Work instructions: Below are some entries. Output each one exactly as it appears.

Figure dataset records:
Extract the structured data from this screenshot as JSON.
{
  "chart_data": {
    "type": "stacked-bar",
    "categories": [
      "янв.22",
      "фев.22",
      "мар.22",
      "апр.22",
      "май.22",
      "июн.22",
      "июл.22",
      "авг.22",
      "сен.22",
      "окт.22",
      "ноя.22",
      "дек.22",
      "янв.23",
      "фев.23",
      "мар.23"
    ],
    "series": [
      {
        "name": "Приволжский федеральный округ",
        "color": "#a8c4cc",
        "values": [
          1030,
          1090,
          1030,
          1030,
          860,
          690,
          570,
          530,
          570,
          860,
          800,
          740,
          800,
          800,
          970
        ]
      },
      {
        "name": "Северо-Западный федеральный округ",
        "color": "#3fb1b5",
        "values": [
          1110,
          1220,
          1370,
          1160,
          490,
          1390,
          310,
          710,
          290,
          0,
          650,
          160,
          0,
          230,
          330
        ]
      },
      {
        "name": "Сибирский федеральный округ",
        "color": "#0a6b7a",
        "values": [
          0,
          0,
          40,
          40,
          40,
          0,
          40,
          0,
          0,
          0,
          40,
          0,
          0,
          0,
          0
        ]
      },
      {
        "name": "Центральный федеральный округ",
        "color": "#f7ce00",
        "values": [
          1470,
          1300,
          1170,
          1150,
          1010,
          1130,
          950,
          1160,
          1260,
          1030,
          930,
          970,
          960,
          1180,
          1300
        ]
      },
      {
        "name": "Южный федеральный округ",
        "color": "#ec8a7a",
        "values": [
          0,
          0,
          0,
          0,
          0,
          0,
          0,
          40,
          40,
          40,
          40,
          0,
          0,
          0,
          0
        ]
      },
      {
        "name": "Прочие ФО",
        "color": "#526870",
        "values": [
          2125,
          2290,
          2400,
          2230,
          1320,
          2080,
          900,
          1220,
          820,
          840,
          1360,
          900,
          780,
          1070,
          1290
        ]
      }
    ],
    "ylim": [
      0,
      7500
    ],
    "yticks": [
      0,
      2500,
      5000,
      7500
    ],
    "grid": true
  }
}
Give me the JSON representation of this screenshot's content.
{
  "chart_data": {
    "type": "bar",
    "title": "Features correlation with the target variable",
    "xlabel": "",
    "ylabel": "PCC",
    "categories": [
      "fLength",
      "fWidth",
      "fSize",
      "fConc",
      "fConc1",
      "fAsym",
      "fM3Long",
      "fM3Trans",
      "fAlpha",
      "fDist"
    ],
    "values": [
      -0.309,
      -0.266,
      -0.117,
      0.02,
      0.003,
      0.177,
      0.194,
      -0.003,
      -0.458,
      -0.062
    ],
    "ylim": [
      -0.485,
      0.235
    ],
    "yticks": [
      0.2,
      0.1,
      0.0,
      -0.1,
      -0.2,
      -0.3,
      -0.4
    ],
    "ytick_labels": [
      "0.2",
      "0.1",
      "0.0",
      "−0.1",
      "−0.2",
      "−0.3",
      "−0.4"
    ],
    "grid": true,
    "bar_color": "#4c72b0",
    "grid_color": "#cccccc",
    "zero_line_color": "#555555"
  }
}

Exercise result:
Extract the structured data from this screenshot as JSON.
{
  "chart_data": {
    "type": "stacked-bar",
    "categories": [
      "янв.22",
      "фев.22",
      "мар.22",
      "апр.22",
      "май.22",
      "июн.22",
      "июл.22",
      "авг.22",
      "сен.22",
      "окт.22",
      "ноя.22",
      "дек.22",
      "янв.23",
      "фев.23",
      "мар.23"
    ],
    "series": [
      {
        "name": "Приволжский федеральный округ",
        "color": "#a8c4cc",
        "values": [
          1030,
          1090,
          1030,
          1030,
          860,
          690,
          570,
          530,
          570,
          860,
          800,
          740,
          800,
          800,
          970
        ]
      },
      {
        "name": "Северо-Западный федеральный округ",
        "color": "#3fb1b5",
        "values": [
          1110,
          1220,
          1370,
          1160,
          490,
          1390,
          310,
          710,
          290,
          0,
          650,
          160,
          0,
          230,
          330
        ]
      },
      {
        "name": "Сибирский федеральный округ",
        "color": "#0a6b7a",
        "values": [
          0,
          0,
          40,
          40,
          40,
          0,
          40,
          0,
          0,
          0,
          40,
          0,
          0,
          0,
          0
        ]
      },
      {
        "name": "Центральный федеральный округ",
        "color": "#f7ce00",
        "values": [
          1470,
          1300,
          1170,
          1150,
          1010,
          1130,
          950,
          1160,
          1260,
          1030,
          930,
          970,
          960,
          1180,
          1300
        ]
      },
      {
        "name": "Южный федеральный округ",
        "color": "#ec8a7a",
        "values": [
          0,
          0,
          0,
          0,
          0,
          0,
          0,
          40,
          40,
          40,
          40,
          0,
          0,
          0,
          0
        ]
      },
      {
        "name": "Прочие ФО",
        "color": "#526870",
        "values": [
          2125,
          2290,
          2400,
          2230,
          1320,
          2080,
          900,
          1220,
          820,
          840,
          1360,
          900,
          780,
          1070,
          1290
        ]
      }
    ],
    "ylim": [
      0,
      7500
    ],
    "yticks": [
      0,
      2500,
      5000,
      7500
    ],
    "grid": true
  }
}
Give me the JSON representation of this screenshot's content.
{
  "chart_data": {
    "type": "bar",
    "title": "Features correlation with the target variable",
    "xlabel": "",
    "ylabel": "PCC",
    "categories": [
      "fLength",
      "fWidth",
      "fSize",
      "fConc",
      "fConc1",
      "fAsym",
      "fM3Long",
      "fM3Trans",
      "fAlpha",
      "fDist"
    ],
    "values": [
      -0.309,
      -0.266,
      -0.117,
      0.02,
      0.003,
      0.177,
      0.194,
      -0.003,
      -0.458,
      -0.062
    ],
    "ylim": [
      -0.485,
      0.235
    ],
    "yticks": [
      0.2,
      0.1,
      0.0,
      -0.1,
      -0.2,
      -0.3,
      -0.4
    ],
    "ytick_labels": [
      "0.2",
      "0.1",
      "0.0",
      "−0.1",
      "−0.2",
      "−0.3",
      "−0.4"
    ],
    "grid": true,
    "bar_color": "#4c72b0",
    "grid_color": "#cccccc",
    "zero_line_color": "#555555"
  }
}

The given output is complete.